*Recorded information*:

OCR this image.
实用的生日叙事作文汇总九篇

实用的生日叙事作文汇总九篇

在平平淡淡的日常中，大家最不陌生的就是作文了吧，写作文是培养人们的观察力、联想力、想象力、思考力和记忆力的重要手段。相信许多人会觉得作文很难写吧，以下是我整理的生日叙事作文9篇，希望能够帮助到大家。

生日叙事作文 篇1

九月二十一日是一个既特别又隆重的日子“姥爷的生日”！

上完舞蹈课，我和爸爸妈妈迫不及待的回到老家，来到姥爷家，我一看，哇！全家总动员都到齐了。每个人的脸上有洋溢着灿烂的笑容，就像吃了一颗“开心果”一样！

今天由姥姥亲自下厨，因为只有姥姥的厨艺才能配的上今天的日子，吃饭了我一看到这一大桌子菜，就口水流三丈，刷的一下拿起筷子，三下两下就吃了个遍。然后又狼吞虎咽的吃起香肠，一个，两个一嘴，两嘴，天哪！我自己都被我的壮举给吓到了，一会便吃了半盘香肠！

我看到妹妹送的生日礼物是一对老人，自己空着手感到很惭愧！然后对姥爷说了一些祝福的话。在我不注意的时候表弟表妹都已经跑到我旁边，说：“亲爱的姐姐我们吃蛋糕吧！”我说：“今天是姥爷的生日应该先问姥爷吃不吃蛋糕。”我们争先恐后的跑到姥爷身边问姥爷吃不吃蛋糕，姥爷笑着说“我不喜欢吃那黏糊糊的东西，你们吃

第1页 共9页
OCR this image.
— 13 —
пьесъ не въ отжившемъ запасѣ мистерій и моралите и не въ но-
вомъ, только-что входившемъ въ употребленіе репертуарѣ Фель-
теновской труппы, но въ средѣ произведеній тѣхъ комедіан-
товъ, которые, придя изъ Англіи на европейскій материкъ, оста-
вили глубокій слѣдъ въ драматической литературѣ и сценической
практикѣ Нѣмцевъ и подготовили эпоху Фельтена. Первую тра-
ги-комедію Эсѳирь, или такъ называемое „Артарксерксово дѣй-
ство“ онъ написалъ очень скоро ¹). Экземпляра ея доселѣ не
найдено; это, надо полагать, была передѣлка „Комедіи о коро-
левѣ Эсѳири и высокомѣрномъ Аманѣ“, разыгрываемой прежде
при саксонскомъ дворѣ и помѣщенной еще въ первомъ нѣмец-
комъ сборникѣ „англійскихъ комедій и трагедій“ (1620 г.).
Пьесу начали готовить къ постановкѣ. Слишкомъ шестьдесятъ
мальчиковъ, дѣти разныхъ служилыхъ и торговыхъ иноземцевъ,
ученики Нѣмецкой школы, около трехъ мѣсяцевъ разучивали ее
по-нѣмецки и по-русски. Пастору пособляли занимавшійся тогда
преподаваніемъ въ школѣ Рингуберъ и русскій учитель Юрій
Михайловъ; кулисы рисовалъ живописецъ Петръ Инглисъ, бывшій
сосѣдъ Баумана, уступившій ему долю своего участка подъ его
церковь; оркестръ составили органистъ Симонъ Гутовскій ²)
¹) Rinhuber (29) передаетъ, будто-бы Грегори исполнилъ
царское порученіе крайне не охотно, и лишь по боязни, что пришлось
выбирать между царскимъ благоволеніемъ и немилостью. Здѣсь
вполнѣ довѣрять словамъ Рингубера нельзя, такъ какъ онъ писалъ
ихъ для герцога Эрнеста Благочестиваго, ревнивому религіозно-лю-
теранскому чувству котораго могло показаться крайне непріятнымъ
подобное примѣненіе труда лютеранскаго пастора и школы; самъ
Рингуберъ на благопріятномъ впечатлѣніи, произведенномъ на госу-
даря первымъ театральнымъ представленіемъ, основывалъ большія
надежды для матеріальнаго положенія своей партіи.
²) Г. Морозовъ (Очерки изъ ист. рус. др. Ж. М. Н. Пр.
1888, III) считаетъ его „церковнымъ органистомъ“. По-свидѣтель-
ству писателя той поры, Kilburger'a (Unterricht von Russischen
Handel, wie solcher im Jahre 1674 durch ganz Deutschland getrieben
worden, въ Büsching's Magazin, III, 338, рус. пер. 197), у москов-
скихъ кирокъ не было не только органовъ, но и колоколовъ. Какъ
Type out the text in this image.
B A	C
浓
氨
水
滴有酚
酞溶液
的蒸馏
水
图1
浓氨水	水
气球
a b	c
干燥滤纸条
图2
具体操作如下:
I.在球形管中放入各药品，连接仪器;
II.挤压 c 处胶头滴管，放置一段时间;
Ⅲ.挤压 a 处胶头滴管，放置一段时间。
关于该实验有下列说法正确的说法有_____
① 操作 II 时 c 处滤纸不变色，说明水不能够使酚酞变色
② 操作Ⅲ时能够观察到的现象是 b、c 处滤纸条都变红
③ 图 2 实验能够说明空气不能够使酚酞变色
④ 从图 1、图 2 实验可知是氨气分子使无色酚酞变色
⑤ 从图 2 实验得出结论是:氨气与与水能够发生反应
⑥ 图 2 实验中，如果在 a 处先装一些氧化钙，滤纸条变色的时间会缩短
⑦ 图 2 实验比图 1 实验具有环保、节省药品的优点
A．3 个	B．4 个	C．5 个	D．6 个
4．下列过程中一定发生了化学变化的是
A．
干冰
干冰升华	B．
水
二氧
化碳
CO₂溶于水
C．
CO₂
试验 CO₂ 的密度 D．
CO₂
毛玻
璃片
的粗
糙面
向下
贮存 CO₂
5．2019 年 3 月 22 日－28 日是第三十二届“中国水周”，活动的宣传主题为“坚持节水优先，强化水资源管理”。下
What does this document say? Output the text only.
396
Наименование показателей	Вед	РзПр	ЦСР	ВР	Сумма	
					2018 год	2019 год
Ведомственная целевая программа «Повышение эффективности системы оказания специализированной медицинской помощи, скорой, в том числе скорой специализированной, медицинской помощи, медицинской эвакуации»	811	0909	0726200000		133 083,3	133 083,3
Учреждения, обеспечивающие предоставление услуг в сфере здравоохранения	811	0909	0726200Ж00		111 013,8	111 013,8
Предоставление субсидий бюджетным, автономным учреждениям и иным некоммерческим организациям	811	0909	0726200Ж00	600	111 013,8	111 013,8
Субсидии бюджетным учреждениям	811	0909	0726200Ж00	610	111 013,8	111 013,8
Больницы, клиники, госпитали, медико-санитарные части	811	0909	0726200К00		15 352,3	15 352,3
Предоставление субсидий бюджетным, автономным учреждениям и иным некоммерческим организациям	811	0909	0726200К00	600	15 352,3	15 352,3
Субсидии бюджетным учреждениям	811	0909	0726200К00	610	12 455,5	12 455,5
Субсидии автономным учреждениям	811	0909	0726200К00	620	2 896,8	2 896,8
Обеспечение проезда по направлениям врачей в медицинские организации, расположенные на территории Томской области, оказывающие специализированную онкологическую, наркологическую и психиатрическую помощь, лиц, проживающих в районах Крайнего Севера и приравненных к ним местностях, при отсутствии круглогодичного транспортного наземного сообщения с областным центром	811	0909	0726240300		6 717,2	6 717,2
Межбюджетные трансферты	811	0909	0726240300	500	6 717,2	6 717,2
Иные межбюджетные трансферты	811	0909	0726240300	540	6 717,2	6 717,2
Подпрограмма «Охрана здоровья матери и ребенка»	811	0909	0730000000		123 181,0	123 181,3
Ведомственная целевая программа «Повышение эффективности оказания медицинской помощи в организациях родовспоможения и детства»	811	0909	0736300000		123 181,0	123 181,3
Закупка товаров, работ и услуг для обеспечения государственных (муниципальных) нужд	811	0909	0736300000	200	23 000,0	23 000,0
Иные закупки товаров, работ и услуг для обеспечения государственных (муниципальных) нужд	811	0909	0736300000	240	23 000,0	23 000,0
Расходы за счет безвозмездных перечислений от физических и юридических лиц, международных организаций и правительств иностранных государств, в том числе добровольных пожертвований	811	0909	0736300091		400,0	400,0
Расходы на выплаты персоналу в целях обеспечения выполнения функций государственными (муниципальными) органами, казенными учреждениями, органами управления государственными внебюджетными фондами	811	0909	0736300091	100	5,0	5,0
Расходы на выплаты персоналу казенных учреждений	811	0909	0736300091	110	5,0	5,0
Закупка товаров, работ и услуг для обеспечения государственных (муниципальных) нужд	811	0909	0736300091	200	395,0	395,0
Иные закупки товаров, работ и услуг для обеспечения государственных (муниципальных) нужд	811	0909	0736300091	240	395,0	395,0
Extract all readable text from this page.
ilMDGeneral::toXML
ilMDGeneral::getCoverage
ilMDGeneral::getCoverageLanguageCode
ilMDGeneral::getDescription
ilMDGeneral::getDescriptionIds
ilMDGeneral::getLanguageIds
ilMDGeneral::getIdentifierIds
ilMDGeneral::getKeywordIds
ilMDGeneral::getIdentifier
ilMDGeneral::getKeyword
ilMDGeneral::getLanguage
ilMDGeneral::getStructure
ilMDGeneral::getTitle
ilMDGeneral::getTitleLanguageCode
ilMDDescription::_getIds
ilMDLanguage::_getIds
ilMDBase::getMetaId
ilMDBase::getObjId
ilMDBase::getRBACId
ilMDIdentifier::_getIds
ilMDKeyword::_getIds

*Task*: Of all the lines above, how many contain the word "处胶头滴管"? Answer with only the number.

*Exercise response*: 2